-------- Available data
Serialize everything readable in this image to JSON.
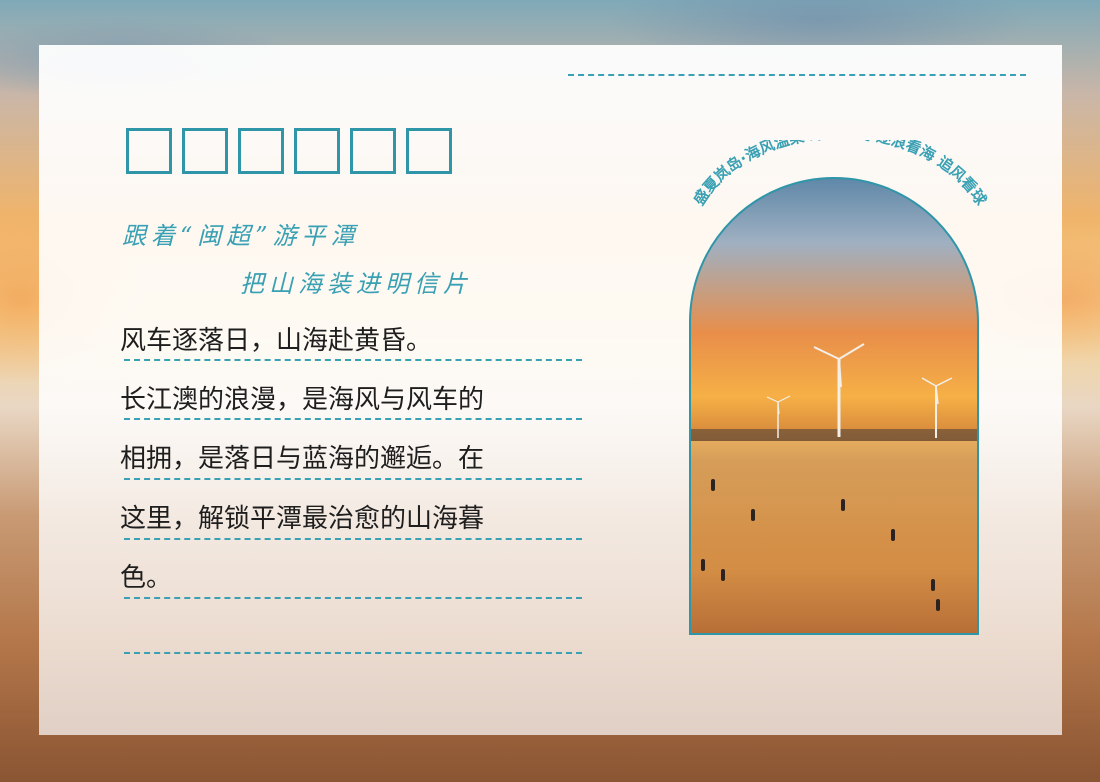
{
  "colors": {
    "accent": "#3aa0b3",
    "body_text": "#1e1e1e",
    "card": "#ffffff"
  },
  "title_placeholder_boxes": 6,
  "subtitle_line1": "跟着“闽超”游平潭",
  "subtitle_line2": "把山海装进明信片",
  "body_lines": [
    "风车逐落日，山海赴黄昏。",
    "长江澳的浪漫，是海风与风车的",
    "相拥，是落日与蓝海的邂逅。在",
    "这里，解锁平潭最治愈的山海暮",
    "色。"
  ],
  "arch_caption": "盛夏岚岛·海风温柔 绿茵滚烫·逐浪看海 追风看球",
  "photo_subject": "wind-turbines-at-sunset-beach"
}
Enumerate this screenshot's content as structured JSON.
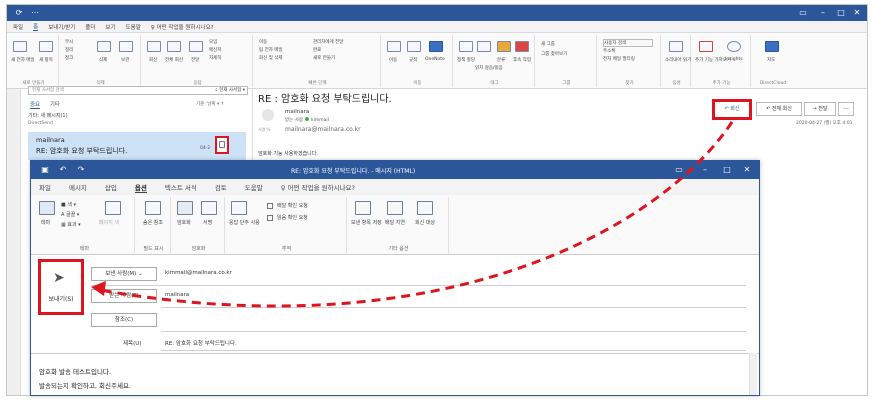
----------------
To do:
Retype the data above exactly; pictures are not part of the copy.

Answer for the task:
Serialize everything readable in this image to JSON.
{
  "colors": {
    "accent": "#3aa0b3",
    "body_text": "#1e1e1e",
    "card": "#ffffff"
  },
  "title_placeholder_boxes": 6,
  "subtitle_line1": "跟着“闽超”游平潭",
  "subtitle_line2": "把山海装进明信片",
  "body_lines": [
    "风车逐落日，山海赴黄昏。",
    "长江澳的浪漫，是海风与风车的",
    "相拥，是落日与蓝海的邂逅。在",
    "这里，解锁平潭最治愈的山海暮",
    "色。"
  ],
  "arch_caption": "盛夏岚岛·海风温柔 绿茵滚烫·逐浪看海 追风看球",
  "photo_subject": "wind-turbines-at-sunset-beach"
}
Enumerate this screenshot's content as structured JSON.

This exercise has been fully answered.